WHAT TO DO: Print out the entries below with no edits.

INPUT:
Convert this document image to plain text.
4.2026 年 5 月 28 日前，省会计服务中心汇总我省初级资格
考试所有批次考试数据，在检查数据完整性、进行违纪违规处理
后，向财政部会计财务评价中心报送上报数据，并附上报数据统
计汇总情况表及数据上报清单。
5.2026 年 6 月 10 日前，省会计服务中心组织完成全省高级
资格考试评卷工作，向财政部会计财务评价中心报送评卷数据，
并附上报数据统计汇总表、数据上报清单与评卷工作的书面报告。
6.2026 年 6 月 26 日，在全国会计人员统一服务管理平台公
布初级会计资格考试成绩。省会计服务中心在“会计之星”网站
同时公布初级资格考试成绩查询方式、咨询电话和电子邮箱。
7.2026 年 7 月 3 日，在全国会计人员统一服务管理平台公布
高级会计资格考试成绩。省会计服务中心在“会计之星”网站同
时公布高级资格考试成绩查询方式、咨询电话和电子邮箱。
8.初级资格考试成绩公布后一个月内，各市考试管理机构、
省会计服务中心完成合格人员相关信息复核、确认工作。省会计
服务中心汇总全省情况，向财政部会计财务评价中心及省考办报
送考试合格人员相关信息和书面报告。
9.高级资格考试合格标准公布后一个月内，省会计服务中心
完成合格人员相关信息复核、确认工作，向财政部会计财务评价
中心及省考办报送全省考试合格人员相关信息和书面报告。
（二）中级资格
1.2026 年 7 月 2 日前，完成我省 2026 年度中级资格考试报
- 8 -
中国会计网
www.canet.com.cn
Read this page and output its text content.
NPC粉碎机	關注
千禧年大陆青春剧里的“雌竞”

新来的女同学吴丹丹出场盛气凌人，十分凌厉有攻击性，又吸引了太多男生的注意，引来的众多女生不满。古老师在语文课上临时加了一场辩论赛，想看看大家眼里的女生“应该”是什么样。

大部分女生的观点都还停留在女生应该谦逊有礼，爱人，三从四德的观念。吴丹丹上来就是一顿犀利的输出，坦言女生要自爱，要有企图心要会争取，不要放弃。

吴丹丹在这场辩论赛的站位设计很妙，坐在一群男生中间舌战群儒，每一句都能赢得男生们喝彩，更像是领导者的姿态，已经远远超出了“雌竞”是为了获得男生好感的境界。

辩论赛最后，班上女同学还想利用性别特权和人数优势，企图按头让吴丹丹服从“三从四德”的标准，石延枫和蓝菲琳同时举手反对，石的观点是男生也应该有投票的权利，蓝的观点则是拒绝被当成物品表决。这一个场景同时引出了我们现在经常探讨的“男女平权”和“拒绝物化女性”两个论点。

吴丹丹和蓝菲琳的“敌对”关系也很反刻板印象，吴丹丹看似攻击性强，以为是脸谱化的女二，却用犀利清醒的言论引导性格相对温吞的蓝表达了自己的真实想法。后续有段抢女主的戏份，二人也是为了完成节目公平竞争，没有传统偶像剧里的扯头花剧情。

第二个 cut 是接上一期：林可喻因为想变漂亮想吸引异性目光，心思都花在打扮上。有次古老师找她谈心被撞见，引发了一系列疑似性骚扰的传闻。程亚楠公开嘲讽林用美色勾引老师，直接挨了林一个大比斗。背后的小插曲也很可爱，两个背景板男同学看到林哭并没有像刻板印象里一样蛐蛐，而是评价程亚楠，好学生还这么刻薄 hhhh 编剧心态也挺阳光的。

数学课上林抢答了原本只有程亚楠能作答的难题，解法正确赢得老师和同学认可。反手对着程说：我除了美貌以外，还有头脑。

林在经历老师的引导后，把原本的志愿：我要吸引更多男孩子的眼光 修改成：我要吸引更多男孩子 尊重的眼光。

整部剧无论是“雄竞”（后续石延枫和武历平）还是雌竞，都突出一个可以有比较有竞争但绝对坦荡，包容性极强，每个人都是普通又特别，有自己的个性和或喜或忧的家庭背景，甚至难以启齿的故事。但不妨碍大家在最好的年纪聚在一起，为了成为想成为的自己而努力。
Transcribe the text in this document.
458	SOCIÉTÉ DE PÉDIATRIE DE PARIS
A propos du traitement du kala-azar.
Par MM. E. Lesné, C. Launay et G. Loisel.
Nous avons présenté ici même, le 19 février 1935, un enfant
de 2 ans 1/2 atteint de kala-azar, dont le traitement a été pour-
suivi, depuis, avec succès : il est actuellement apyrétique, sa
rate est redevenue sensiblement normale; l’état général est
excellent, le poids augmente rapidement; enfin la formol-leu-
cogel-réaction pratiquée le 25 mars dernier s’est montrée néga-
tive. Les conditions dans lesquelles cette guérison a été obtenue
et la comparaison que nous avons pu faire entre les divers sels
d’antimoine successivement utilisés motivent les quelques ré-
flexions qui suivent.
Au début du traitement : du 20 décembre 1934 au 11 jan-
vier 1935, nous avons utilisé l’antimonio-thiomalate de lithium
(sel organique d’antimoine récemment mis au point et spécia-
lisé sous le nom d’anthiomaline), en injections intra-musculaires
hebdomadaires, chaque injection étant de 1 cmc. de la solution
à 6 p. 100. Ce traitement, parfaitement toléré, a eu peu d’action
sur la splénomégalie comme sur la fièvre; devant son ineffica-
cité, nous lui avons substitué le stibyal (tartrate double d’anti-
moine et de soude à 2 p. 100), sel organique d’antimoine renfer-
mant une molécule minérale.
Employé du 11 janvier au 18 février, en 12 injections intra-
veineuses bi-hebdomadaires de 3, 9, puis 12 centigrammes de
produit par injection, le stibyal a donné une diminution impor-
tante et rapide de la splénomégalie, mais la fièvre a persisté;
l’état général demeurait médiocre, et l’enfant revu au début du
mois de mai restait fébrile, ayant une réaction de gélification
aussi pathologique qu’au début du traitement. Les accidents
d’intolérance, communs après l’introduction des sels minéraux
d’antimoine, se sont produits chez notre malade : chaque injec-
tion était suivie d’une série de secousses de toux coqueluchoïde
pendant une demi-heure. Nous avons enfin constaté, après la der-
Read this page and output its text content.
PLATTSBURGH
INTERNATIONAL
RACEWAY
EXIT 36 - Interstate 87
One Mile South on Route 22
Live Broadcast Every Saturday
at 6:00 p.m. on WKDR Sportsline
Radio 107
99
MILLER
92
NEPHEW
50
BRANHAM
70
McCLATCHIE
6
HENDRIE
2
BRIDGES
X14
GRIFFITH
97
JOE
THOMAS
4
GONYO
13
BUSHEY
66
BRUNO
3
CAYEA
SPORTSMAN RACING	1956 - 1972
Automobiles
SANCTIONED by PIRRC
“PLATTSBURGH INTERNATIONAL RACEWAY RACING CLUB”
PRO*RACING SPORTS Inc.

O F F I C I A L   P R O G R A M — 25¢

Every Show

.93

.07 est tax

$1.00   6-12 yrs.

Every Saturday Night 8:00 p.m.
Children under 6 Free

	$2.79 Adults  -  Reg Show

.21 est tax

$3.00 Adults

CORRECT RESPONSE:
Convert this document image to plain text.
4.2026 年 5 月 28 日前，省会计服务中心汇总我省初级资格
考试所有批次考试数据，在检查数据完整性、进行违纪违规处理
后，向财政部会计财务评价中心报送上报数据，并附上报数据统
计汇总情况表及数据上报清单。
5.2026 年 6 月 10 日前，省会计服务中心组织完成全省高级
资格考试评卷工作，向财政部会计财务评价中心报送评卷数据，
并附上报数据统计汇总表、数据上报清单与评卷工作的书面报告。
6.2026 年 6 月 26 日，在全国会计人员统一服务管理平台公
布初级会计资格考试成绩。省会计服务中心在“会计之星”网站
同时公布初级资格考试成绩查询方式、咨询电话和电子邮箱。
7.2026 年 7 月 3 日，在全国会计人员统一服务管理平台公布
高级会计资格考试成绩。省会计服务中心在“会计之星”网站同
时公布高级资格考试成绩查询方式、咨询电话和电子邮箱。
8.初级资格考试成绩公布后一个月内，各市考试管理机构、
省会计服务中心完成合格人员相关信息复核、确认工作。省会计
服务中心汇总全省情况，向财政部会计财务评价中心及省考办报
送考试合格人员相关信息和书面报告。
9.高级资格考试合格标准公布后一个月内，省会计服务中心
完成合格人员相关信息复核、确认工作，向财政部会计财务评价
中心及省考办报送全省考试合格人员相关信息和书面报告。
（二）中级资格
1.2026 年 7 月 2 日前，完成我省 2026 年度中级资格考试报
- 8 -
中国会计网
www.canet.com.cn
Read this page and output its text content.
NPC粉碎机	關注
千禧年大陆青春剧里的“雌竞”

新来的女同学吴丹丹出场盛气凌人，十分凌厉有攻击性，又吸引了太多男生的注意，引来的众多女生不满。古老师在语文课上临时加了一场辩论赛，想看看大家眼里的女生“应该”是什么样。

大部分女生的观点都还停留在女生应该谦逊有礼，爱人，三从四德的观念。吴丹丹上来就是一顿犀利的输出，坦言女生要自爱，要有企图心要会争取，不要放弃。

吴丹丹在这场辩论赛的站位设计很妙，坐在一群男生中间舌战群儒，每一句都能赢得男生们喝彩，更像是领导者的姿态，已经远远超出了“雌竞”是为了获得男生好感的境界。

辩论赛最后，班上女同学还想利用性别特权和人数优势，企图按头让吴丹丹服从“三从四德”的标准，石延枫和蓝菲琳同时举手反对，石的观点是男生也应该有投票的权利，蓝的观点则是拒绝被当成物品表决。这一个场景同时引出了我们现在经常探讨的“男女平权”和“拒绝物化女性”两个论点。

吴丹丹和蓝菲琳的“敌对”关系也很反刻板印象，吴丹丹看似攻击性强，以为是脸谱化的女二，却用犀利清醒的言论引导性格相对温吞的蓝表达了自己的真实想法。后续有段抢女主的戏份，二人也是为了完成节目公平竞争，没有传统偶像剧里的扯头花剧情。

第二个 cut 是接上一期：林可喻因为想变漂亮想吸引异性目光，心思都花在打扮上。有次古老师找她谈心被撞见，引发了一系列疑似性骚扰的传闻。程亚楠公开嘲讽林用美色勾引老师，直接挨了林一个大比斗。背后的小插曲也很可爱，两个背景板男同学看到林哭并没有像刻板印象里一样蛐蛐，而是评价程亚楠，好学生还这么刻薄 hhhh 编剧心态也挺阳光的。

数学课上林抢答了原本只有程亚楠能作答的难题，解法正确赢得老师和同学认可。反手对着程说：我除了美貌以外，还有头脑。

林在经历老师的引导后，把原本的志愿：我要吸引更多男孩子的眼光 修改成：我要吸引更多男孩子 尊重的眼光。

整部剧无论是“雄竞”（后续石延枫和武历平）还是雌竞，都突出一个可以有比较有竞争但绝对坦荡，包容性极强，每个人都是普通又特别，有自己的个性和或喜或忧的家庭背景，甚至难以启齿的故事。但不妨碍大家在最好的年纪聚在一起，为了成为想成为的自己而努力。
Transcribe the text in this document.
458	SOCIÉTÉ DE PÉDIATRIE DE PARIS
A propos du traitement du kala-azar.
Par MM. E. Lesné, C. Launay et G. Loisel.
Nous avons présenté ici même, le 19 février 1935, un enfant
de 2 ans 1/2 atteint de kala-azar, dont le traitement a été pour-
suivi, depuis, avec succès : il est actuellement apyrétique, sa
rate est redevenue sensiblement normale; l’état général est
excellent, le poids augmente rapidement; enfin la formol-leu-
cogel-réaction pratiquée le 25 mars dernier s’est montrée néga-
tive. Les conditions dans lesquelles cette guérison a été obtenue
et la comparaison que nous avons pu faire entre les divers sels
d’antimoine successivement utilisés motivent les quelques ré-
flexions qui suivent.
Au début du traitement : du 20 décembre 1934 au 11 jan-
vier 1935, nous avons utilisé l’antimonio-thiomalate de lithium
(sel organique d’antimoine récemment mis au point et spécia-
lisé sous le nom d’anthiomaline), en injections intra-musculaires
hebdomadaires, chaque injection étant de 1 cmc. de la solution
à 6 p. 100. Ce traitement, parfaitement toléré, a eu peu d’action
sur la splénomégalie comme sur la fièvre; devant son ineffica-
cité, nous lui avons substitué le stibyal (tartrate double d’anti-
moine et de soude à 2 p. 100), sel organique d’antimoine renfer-
mant une molécule minérale.
Employé du 11 janvier au 18 février, en 12 injections intra-
veineuses bi-hebdomadaires de 3, 9, puis 12 centigrammes de
produit par injection, le stibyal a donné une diminution impor-
tante et rapide de la splénomégalie, mais la fièvre a persisté;
l’état général demeurait médiocre, et l’enfant revu au début du
mois de mai restait fébrile, ayant une réaction de gélification
aussi pathologique qu’au début du traitement. Les accidents
d’intolérance, communs après l’introduction des sels minéraux
d’antimoine, se sont produits chez notre malade : chaque injec-
tion était suivie d’une série de secousses de toux coqueluchoïde
pendant une demi-heure. Nous avons enfin constaté, après la der-
Read this page and output its text content.
PLATTSBURGH
INTERNATIONAL
RACEWAY
EXIT 36 - Interstate 87
One Mile South on Route 22
Live Broadcast Every Saturday
at 6:00 p.m. on WKDR Sportsline
Radio 107
99
MILLER
92
NEPHEW
50
BRANHAM
70
McCLATCHIE
6
HENDRIE
2
BRIDGES
X14
GRIFFITH
97
JOE
THOMAS
4
GONYO
13
BUSHEY
66
BRUNO
3
CAYEA
SPORTSMAN RACING	1956 - 1972
Automobiles
SANCTIONED by PIRRC
“PLATTSBURGH INTERNATIONAL RACEWAY RACING CLUB”
PRO*RACING SPORTS Inc.

O F F I C I A L   P R O G R A M — 25¢

Every Show

.93

.07 est tax

$1.00   6-12 yrs.

Every Saturday Night 8:00 p.m.
Children under 6 Free

	$2.79 Adults  -  Reg Show

.21 est tax

$3.00 Adults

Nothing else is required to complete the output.